** BEGIN **

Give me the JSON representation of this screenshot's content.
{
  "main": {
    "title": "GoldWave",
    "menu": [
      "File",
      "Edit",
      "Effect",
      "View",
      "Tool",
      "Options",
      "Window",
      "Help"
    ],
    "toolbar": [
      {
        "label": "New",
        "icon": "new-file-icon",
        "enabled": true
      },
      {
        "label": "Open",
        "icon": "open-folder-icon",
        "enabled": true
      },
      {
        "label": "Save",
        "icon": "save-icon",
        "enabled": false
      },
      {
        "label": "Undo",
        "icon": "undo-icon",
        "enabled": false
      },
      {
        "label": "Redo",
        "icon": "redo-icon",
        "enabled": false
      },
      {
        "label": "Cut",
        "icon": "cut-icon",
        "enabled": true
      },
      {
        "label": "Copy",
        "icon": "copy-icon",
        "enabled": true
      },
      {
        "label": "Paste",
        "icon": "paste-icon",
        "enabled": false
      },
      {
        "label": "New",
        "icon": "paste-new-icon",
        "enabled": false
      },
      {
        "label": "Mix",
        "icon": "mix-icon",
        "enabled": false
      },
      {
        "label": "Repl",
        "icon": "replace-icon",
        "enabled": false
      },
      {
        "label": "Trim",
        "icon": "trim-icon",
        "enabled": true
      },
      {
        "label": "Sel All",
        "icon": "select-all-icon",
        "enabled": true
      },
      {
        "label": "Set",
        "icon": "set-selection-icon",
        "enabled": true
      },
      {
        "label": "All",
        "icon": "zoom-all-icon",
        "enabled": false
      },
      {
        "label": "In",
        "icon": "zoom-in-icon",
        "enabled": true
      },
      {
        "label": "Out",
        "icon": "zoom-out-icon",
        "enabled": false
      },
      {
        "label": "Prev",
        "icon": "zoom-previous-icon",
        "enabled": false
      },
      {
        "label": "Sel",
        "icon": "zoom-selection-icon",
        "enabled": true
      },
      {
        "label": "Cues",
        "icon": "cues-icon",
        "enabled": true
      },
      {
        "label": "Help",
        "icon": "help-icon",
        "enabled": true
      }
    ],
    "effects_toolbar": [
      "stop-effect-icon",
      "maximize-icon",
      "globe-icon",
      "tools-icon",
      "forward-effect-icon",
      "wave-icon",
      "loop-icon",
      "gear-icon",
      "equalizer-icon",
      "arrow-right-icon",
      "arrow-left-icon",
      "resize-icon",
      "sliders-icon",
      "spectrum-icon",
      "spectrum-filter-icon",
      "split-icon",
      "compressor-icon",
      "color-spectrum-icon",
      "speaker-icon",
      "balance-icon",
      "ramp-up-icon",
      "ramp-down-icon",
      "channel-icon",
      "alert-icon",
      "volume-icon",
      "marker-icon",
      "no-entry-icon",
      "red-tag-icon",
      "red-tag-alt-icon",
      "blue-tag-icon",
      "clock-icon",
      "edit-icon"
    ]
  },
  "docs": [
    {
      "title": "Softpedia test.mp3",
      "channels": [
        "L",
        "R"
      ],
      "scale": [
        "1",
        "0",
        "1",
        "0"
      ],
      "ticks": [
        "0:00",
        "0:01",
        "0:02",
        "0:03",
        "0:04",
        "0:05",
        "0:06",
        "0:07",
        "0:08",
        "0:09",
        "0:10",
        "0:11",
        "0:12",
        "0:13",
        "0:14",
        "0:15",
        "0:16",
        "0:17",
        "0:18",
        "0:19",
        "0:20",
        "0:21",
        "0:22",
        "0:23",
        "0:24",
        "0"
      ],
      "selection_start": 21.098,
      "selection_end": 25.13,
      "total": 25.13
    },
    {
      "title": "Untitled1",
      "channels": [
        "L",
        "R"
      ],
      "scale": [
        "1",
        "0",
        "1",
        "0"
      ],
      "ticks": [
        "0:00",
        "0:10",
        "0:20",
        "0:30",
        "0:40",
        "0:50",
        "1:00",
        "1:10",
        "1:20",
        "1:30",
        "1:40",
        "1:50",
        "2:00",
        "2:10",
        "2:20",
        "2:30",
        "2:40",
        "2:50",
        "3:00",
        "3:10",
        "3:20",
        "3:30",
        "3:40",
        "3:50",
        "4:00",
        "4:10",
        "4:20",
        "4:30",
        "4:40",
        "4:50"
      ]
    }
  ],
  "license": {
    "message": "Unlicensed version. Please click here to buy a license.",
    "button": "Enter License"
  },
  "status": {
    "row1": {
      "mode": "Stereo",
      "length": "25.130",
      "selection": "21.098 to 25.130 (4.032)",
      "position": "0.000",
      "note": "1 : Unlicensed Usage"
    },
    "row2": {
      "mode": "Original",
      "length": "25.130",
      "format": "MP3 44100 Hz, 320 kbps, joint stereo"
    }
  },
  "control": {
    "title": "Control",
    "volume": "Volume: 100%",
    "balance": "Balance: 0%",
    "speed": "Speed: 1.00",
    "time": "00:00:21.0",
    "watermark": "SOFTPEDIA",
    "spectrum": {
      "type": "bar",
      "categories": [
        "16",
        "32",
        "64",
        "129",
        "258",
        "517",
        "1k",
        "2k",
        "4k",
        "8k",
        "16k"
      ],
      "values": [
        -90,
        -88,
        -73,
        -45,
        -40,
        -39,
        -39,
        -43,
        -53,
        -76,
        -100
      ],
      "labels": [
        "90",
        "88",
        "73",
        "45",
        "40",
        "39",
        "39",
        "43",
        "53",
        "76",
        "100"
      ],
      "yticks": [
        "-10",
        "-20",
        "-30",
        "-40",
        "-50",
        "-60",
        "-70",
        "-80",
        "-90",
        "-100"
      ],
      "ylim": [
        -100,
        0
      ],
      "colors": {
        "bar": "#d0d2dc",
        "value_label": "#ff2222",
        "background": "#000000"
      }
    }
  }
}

** END **

Each record above should be returned exactly as it appears.

● **Answer in full**
Give me the JSON representation of this screenshot's content.
{
  "main": {
    "title": "GoldWave",
    "menu": [
      "File",
      "Edit",
      "Effect",
      "View",
      "Tool",
      "Options",
      "Window",
      "Help"
    ],
    "toolbar": [
      {
        "label": "New",
        "icon": "new-file-icon",
        "enabled": true
      },
      {
        "label": "Open",
        "icon": "open-folder-icon",
        "enabled": true
      },
      {
        "label": "Save",
        "icon": "save-icon",
        "enabled": false
      },
      {
        "label": "Undo",
        "icon": "undo-icon",
        "enabled": false
      },
      {
        "label": "Redo",
        "icon": "redo-icon",
        "enabled": false
      },
      {
        "label": "Cut",
        "icon": "cut-icon",
        "enabled": true
      },
      {
        "label": "Copy",
        "icon": "copy-icon",
        "enabled": true
      },
      {
        "label": "Paste",
        "icon": "paste-icon",
        "enabled": false
      },
      {
        "label": "New",
        "icon": "paste-new-icon",
        "enabled": false
      },
      {
        "label": "Mix",
        "icon": "mix-icon",
        "enabled": false
      },
      {
        "label": "Repl",
        "icon": "replace-icon",
        "enabled": false
      },
      {
        "label": "Trim",
        "icon": "trim-icon",
        "enabled": true
      },
      {
        "label": "Sel All",
        "icon": "select-all-icon",
        "enabled": true
      },
      {
        "label": "Set",
        "icon": "set-selection-icon",
        "enabled": true
      },
      {
        "label": "All",
        "icon": "zoom-all-icon",
        "enabled": false
      },
      {
        "label": "In",
        "icon": "zoom-in-icon",
        "enabled": true
      },
      {
        "label": "Out",
        "icon": "zoom-out-icon",
        "enabled": false
      },
      {
        "label": "Prev",
        "icon": "zoom-previous-icon",
        "enabled": false
      },
      {
        "label": "Sel",
        "icon": "zoom-selection-icon",
        "enabled": true
      },
      {
        "label": "Cues",
        "icon": "cues-icon",
        "enabled": true
      },
      {
        "label": "Help",
        "icon": "help-icon",
        "enabled": true
      }
    ],
    "effects_toolbar": [
      "stop-effect-icon",
      "maximize-icon",
      "globe-icon",
      "tools-icon",
      "forward-effect-icon",
      "wave-icon",
      "loop-icon",
      "gear-icon",
      "equalizer-icon",
      "arrow-right-icon",
      "arrow-left-icon",
      "resize-icon",
      "sliders-icon",
      "spectrum-icon",
      "spectrum-filter-icon",
      "split-icon",
      "compressor-icon",
      "color-spectrum-icon",
      "speaker-icon",
      "balance-icon",
      "ramp-up-icon",
      "ramp-down-icon",
      "channel-icon",
      "alert-icon",
      "volume-icon",
      "marker-icon",
      "no-entry-icon",
      "red-tag-icon",
      "red-tag-alt-icon",
      "blue-tag-icon",
      "clock-icon",
      "edit-icon"
    ]
  },
  "docs": [
    {
      "title": "Softpedia test.mp3",
      "channels": [
        "L",
        "R"
      ],
      "scale": [
        "1",
        "0",
        "1",
        "0"
      ],
      "ticks": [
        "0:00",
        "0:01",
        "0:02",
        "0:03",
        "0:04",
        "0:05",
        "0:06",
        "0:07",
        "0:08",
        "0:09",
        "0:10",
        "0:11",
        "0:12",
        "0:13",
        "0:14",
        "0:15",
        "0:16",
        "0:17",
        "0:18",
        "0:19",
        "0:20",
        "0:21",
        "0:22",
        "0:23",
        "0:24",
        "0"
      ],
      "selection_start": 21.098,
      "selection_end": 25.13,
      "total": 25.13
    },
    {
      "title": "Untitled1",
      "channels": [
        "L",
        "R"
      ],
      "scale": [
        "1",
        "0",
        "1",
        "0"
      ],
      "ticks": [
        "0:00",
        "0:10",
        "0:20",
        "0:30",
        "0:40",
        "0:50",
        "1:00",
        "1:10",
        "1:20",
        "1:30",
        "1:40",
        "1:50",
        "2:00",
        "2:10",
        "2:20",
        "2:30",
        "2:40",
        "2:50",
        "3:00",
        "3:10",
        "3:20",
        "3:30",
        "3:40",
        "3:50",
        "4:00",
        "4:10",
        "4:20",
        "4:30",
        "4:40",
        "4:50"
      ]
    }
  ],
  "license": {
    "message": "Unlicensed version. Please click here to buy a license.",
    "button": "Enter License"
  },
  "status": {
    "row1": {
      "mode": "Stereo",
      "length": "25.130",
      "selection": "21.098 to 25.130 (4.032)",
      "position": "0.000",
      "note": "1 : Unlicensed Usage"
    },
    "row2": {
      "mode": "Original",
      "length": "25.130",
      "format": "MP3 44100 Hz, 320 kbps, joint stereo"
    }
  },
  "control": {
    "title": "Control",
    "volume": "Volume: 100%",
    "balance": "Balance: 0%",
    "speed": "Speed: 1.00",
    "time": "00:00:21.0",
    "watermark": "SOFTPEDIA",
    "spectrum": {
      "type": "bar",
      "categories": [
        "16",
        "32",
        "64",
        "129",
        "258",
        "517",
        "1k",
        "2k",
        "4k",
        "8k",
        "16k"
      ],
      "values": [
        -90,
        -88,
        -73,
        -45,
        -40,
        -39,
        -39,
        -43,
        -53,
        -76,
        -100
      ],
      "labels": [
        "90",
        "88",
        "73",
        "45",
        "40",
        "39",
        "39",
        "43",
        "53",
        "76",
        "100"
      ],
      "yticks": [
        "-10",
        "-20",
        "-30",
        "-40",
        "-50",
        "-60",
        "-70",
        "-80",
        "-90",
        "-100"
      ],
      "ylim": [
        -100,
        0
      ],
      "colors": {
        "bar": "#d0d2dc",
        "value_label": "#ff2222",
        "background": "#000000"
      }
    }
  }
}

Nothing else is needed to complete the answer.